**WORK TO COMPLETE:** Repeat, exactly and in full, the lines of the listing below, but without any pictures.

======== MATERIAL FOR THE TASK

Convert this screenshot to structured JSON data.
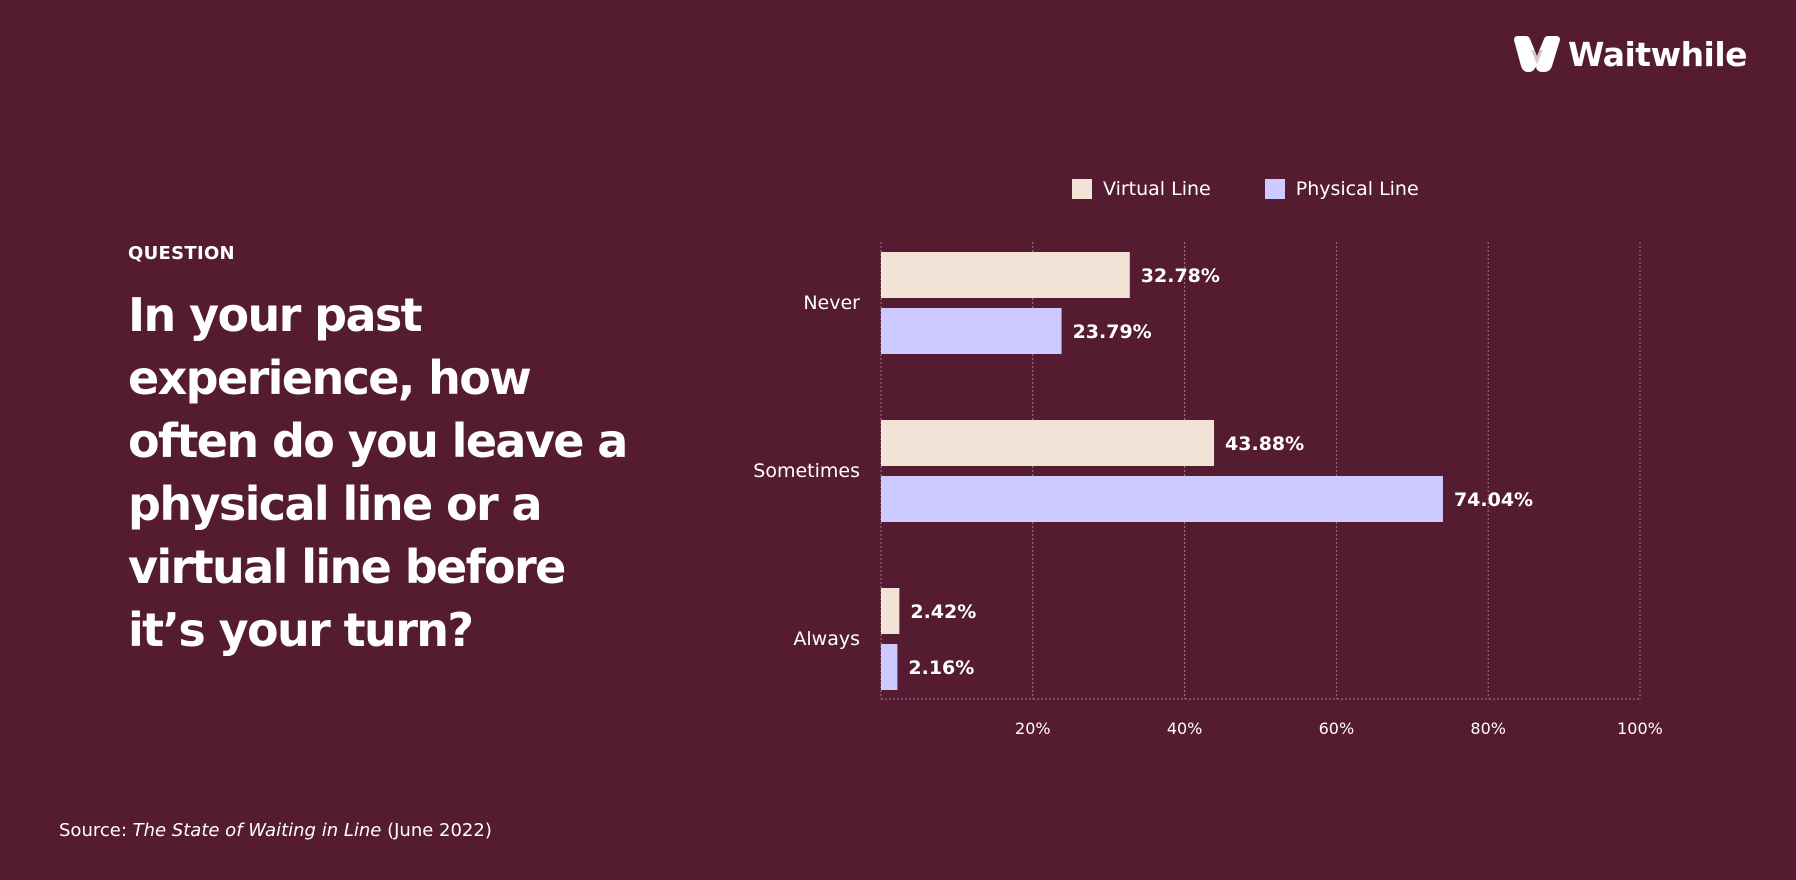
{
  "brand": {
    "name": "Waitwhile"
  },
  "question": {
    "label": "QUESTION",
    "text": "In your past experience, how often do you leave a physical line or a virtual line before it’s your turn?"
  },
  "source": {
    "prefix": "Source: ",
    "title": "The State of Waiting in Line",
    "suffix": " (June 2022)"
  },
  "colors": {
    "background": "#541b31",
    "virtual": "#f3e2d6",
    "physical": "#cccaff",
    "grid": "#a57a8a"
  },
  "chart_data": {
    "type": "bar",
    "orientation": "horizontal",
    "categories": [
      "Never",
      "Sometimes",
      "Always"
    ],
    "series": [
      {
        "name": "Virtual Line",
        "values": [
          32.78,
          43.88,
          2.42
        ],
        "labels": [
          "32.78%",
          "43.88%",
          "2.42%"
        ],
        "color": "#f3e2d6"
      },
      {
        "name": "Physical Line",
        "values": [
          23.79,
          74.04,
          2.16
        ],
        "labels": [
          "23.79%",
          "74.04%",
          "2.16%"
        ],
        "color": "#cccaff"
      }
    ],
    "xlim": [
      0,
      100
    ],
    "xticks": [
      20,
      40,
      60,
      80,
      100
    ],
    "xtick_labels": [
      "20%",
      "40%",
      "60%",
      "80%",
      "100%"
    ],
    "grid": true,
    "legend_position": "top"
  }
}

================

**ANSWER TO THIS EXERCISE:**
Convert this screenshot to structured JSON data.
{
  "brand": {
    "name": "Waitwhile"
  },
  "question": {
    "label": "QUESTION",
    "text": "In your past experience, how often do you leave a physical line or a virtual line before it’s your turn?"
  },
  "source": {
    "prefix": "Source: ",
    "title": "The State of Waiting in Line",
    "suffix": " (June 2022)"
  },
  "colors": {
    "background": "#541b31",
    "virtual": "#f3e2d6",
    "physical": "#cccaff",
    "grid": "#a57a8a"
  },
  "chart_data": {
    "type": "bar",
    "orientation": "horizontal",
    "categories": [
      "Never",
      "Sometimes",
      "Always"
    ],
    "series": [
      {
        "name": "Virtual Line",
        "values": [
          32.78,
          43.88,
          2.42
        ],
        "labels": [
          "32.78%",
          "43.88%",
          "2.42%"
        ],
        "color": "#f3e2d6"
      },
      {
        "name": "Physical Line",
        "values": [
          23.79,
          74.04,
          2.16
        ],
        "labels": [
          "23.79%",
          "74.04%",
          "2.16%"
        ],
        "color": "#cccaff"
      }
    ],
    "xlim": [
      0,
      100
    ],
    "xticks": [
      20,
      40,
      60,
      80,
      100
    ],
    "xtick_labels": [
      "20%",
      "40%",
      "60%",
      "80%",
      "100%"
    ],
    "grid": true,
    "legend_position": "top"
  }
}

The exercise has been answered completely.